Given problem
Copy out the listing in full, exactly as written, but not its pictures.

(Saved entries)
-------
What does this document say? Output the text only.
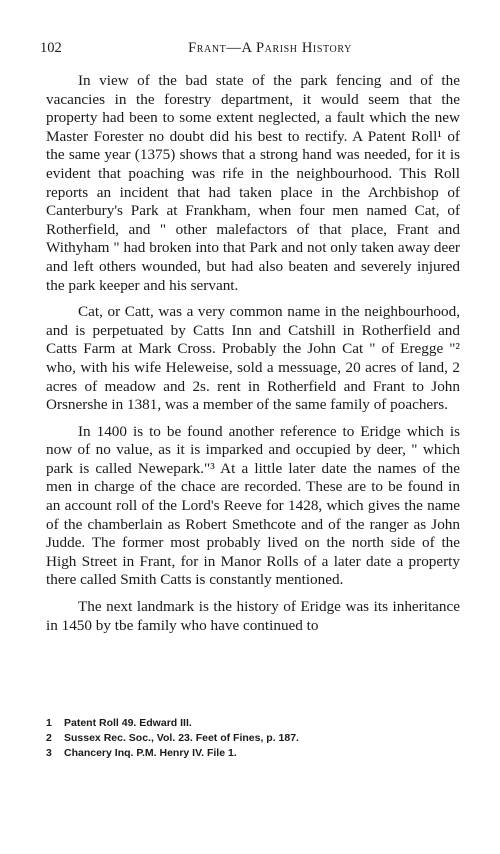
102	Frant—A Parish History

In view of the bad state of the park fencing and of the vacancies in the forestry department, it would seem that the property had been to some extent neglected, a fault which the new Master Forester no doubt did his best to rectify. A Patent Roll¹ of the same year (1375) shows that a strong hand was needed, for it is evident that poaching was rife in the neighbourhood. This Roll reports an incident that had taken place in the Archbishop of Canterbury's Park at Frankham, when four men named Cat, of Rotherfield, and " other malefactors of that place, Frant and Withyham " had broken into that Park and not only taken away deer and left others wounded, but had also beaten and severely injured the park keeper and his servant.

Cat, or Catt, was a very common name in the neighbourhood, and is perpetuated by Catts Inn and Catshill in Rotherfield and Catts Farm at Mark Cross. Probably the John Cat " of Eregge "² who, with his wife Heleweise, sold a messuage, 20 acres of land, 2 acres of meadow and 2s. rent in Rotherfield and Frant to John Orsnershe in 1381, was a member of the same family of poachers.

In 1400 is to be found another reference to Eridge which is now of no value, as it is imparked and occupied by deer, " which park is called Newepark."³ At a little later date the names of the men in charge of the chace are recorded. These are to be found in an account roll of the Lord's Reeve for 1428, which gives the name of the chamberlain as Robert Smethcote and of the ranger as John Judde. The former most probably lived on the north side of the High Street in Frant, for in Manor Rolls of a later date a property there called Smith Catts is constantly mentioned.

The next landmark is the history of Eridge was its inheritance in 1450 by tbe family who have continued to

1	Patent Roll 49. Edward III.
2	Sussex Rec. Soc., Vol. 23. Feet of Fines, p. 187.
3	Chancery Inq. P.M. Henry IV. File 1.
-------
Result of this exercise
What does this document say? Output the text only.
102	Frant—A Parish History

In view of the bad state of the park fencing and of the vacancies in the forestry department, it would seem that the property had been to some extent neglected, a fault which the new Master Forester no doubt did his best to rectify. A Patent Roll¹ of the same year (1375) shows that a strong hand was needed, for it is evident that poaching was rife in the neighbourhood. This Roll reports an incident that had taken place in the Archbishop of Canterbury's Park at Frankham, when four men named Cat, of Rotherfield, and " other malefactors of that place, Frant and Withyham " had broken into that Park and not only taken away deer and left others wounded, but had also beaten and severely injured the park keeper and his servant.

Cat, or Catt, was a very common name in the neighbourhood, and is perpetuated by Catts Inn and Catshill in Rotherfield and Catts Farm at Mark Cross. Probably the John Cat " of Eregge "² who, with his wife Heleweise, sold a messuage, 20 acres of land, 2 acres of meadow and 2s. rent in Rotherfield and Frant to John Orsnershe in 1381, was a member of the same family of poachers.

In 1400 is to be found another reference to Eridge which is now of no value, as it is imparked and occupied by deer, " which park is called Newepark."³ At a little later date the names of the men in charge of the chace are recorded. These are to be found in an account roll of the Lord's Reeve for 1428, which gives the name of the chamberlain as Robert Smethcote and of the ranger as John Judde. The former most probably lived on the north side of the High Street in Frant, for in Manor Rolls of a later date a property there called Smith Catts is constantly mentioned.

The next landmark is the history of Eridge was its inheritance in 1450 by tbe family who have continued to

1	Patent Roll 49. Edward III.
2	Sussex Rec. Soc., Vol. 23. Feet of Fines, p. 187.
3	Chancery Inq. P.M. Henry IV. File 1.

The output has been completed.